Data lines:

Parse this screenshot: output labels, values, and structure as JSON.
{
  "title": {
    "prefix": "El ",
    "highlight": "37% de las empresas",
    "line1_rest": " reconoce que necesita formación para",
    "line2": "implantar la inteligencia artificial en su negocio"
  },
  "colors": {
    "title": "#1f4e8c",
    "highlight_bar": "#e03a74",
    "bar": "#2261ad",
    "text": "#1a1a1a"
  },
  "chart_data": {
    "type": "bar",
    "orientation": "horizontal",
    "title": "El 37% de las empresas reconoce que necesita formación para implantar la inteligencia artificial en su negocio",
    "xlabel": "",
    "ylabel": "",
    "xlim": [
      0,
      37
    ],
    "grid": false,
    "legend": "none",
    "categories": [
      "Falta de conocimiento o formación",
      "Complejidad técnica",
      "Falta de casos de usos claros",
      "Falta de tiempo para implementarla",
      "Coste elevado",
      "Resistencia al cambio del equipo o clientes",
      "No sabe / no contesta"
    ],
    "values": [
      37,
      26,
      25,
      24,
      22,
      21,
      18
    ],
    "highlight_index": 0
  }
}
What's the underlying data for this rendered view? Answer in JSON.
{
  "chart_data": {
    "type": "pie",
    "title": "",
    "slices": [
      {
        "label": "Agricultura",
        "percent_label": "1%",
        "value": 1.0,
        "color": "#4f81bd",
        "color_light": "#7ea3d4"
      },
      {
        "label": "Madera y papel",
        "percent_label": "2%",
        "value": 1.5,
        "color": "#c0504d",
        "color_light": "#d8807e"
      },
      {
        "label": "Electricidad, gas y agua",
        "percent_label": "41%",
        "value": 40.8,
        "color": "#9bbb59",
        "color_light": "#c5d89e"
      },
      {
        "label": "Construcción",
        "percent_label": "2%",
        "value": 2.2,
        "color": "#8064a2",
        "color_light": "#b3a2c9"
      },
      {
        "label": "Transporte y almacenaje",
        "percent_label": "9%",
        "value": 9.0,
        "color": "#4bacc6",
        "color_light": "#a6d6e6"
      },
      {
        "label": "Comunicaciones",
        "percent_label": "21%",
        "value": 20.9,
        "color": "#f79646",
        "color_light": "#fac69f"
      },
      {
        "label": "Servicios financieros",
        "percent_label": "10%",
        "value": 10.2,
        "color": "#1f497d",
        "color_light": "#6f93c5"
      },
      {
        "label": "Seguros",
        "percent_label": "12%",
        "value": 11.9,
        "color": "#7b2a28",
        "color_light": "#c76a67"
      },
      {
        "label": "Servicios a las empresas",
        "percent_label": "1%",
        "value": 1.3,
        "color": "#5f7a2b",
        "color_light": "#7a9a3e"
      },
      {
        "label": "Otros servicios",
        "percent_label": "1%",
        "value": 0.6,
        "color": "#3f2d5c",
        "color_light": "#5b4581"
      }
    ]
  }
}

Do this: Return the lines above exactly, keeping every word.

Result:
Parse this screenshot: output labels, values, and structure as JSON.
{
  "title": {
    "prefix": "El ",
    "highlight": "37% de las empresas",
    "line1_rest": " reconoce que necesita formación para",
    "line2": "implantar la inteligencia artificial en su negocio"
  },
  "colors": {
    "title": "#1f4e8c",
    "highlight_bar": "#e03a74",
    "bar": "#2261ad",
    "text": "#1a1a1a"
  },
  "chart_data": {
    "type": "bar",
    "orientation": "horizontal",
    "title": "El 37% de las empresas reconoce que necesita formación para implantar la inteligencia artificial en su negocio",
    "xlabel": "",
    "ylabel": "",
    "xlim": [
      0,
      37
    ],
    "grid": false,
    "legend": "none",
    "categories": [
      "Falta de conocimiento o formación",
      "Complejidad técnica",
      "Falta de casos de usos claros",
      "Falta de tiempo para implementarla",
      "Coste elevado",
      "Resistencia al cambio del equipo o clientes",
      "No sabe / no contesta"
    ],
    "values": [
      37,
      26,
      25,
      24,
      22,
      21,
      18
    ],
    "highlight_index": 0
  }
}
What's the underlying data for this rendered view? Answer in JSON.
{
  "chart_data": {
    "type": "pie",
    "title": "",
    "slices": [
      {
        "label": "Agricultura",
        "percent_label": "1%",
        "value": 1.0,
        "color": "#4f81bd",
        "color_light": "#7ea3d4"
      },
      {
        "label": "Madera y papel",
        "percent_label": "2%",
        "value": 1.5,
        "color": "#c0504d",
        "color_light": "#d8807e"
      },
      {
        "label": "Electricidad, gas y agua",
        "percent_label": "41%",
        "value": 40.8,
        "color": "#9bbb59",
        "color_light": "#c5d89e"
      },
      {
        "label": "Construcción",
        "percent_label": "2%",
        "value": 2.2,
        "color": "#8064a2",
        "color_light": "#b3a2c9"
      },
      {
        "label": "Transporte y almacenaje",
        "percent_label": "9%",
        "value": 9.0,
        "color": "#4bacc6",
        "color_light": "#a6d6e6"
      },
      {
        "label": "Comunicaciones",
        "percent_label": "21%",
        "value": 20.9,
        "color": "#f79646",
        "color_light": "#fac69f"
      },
      {
        "label": "Servicios financieros",
        "percent_label": "10%",
        "value": 10.2,
        "color": "#1f497d",
        "color_light": "#6f93c5"
      },
      {
        "label": "Seguros",
        "percent_label": "12%",
        "value": 11.9,
        "color": "#7b2a28",
        "color_light": "#c76a67"
      },
      {
        "label": "Servicios a las empresas",
        "percent_label": "1%",
        "value": 1.3,
        "color": "#5f7a2b",
        "color_light": "#7a9a3e"
      },
      {
        "label": "Otros servicios",
        "percent_label": "1%",
        "value": 0.6,
        "color": "#3f2d5c",
        "color_light": "#5b4581"
      }
    ]
  }
}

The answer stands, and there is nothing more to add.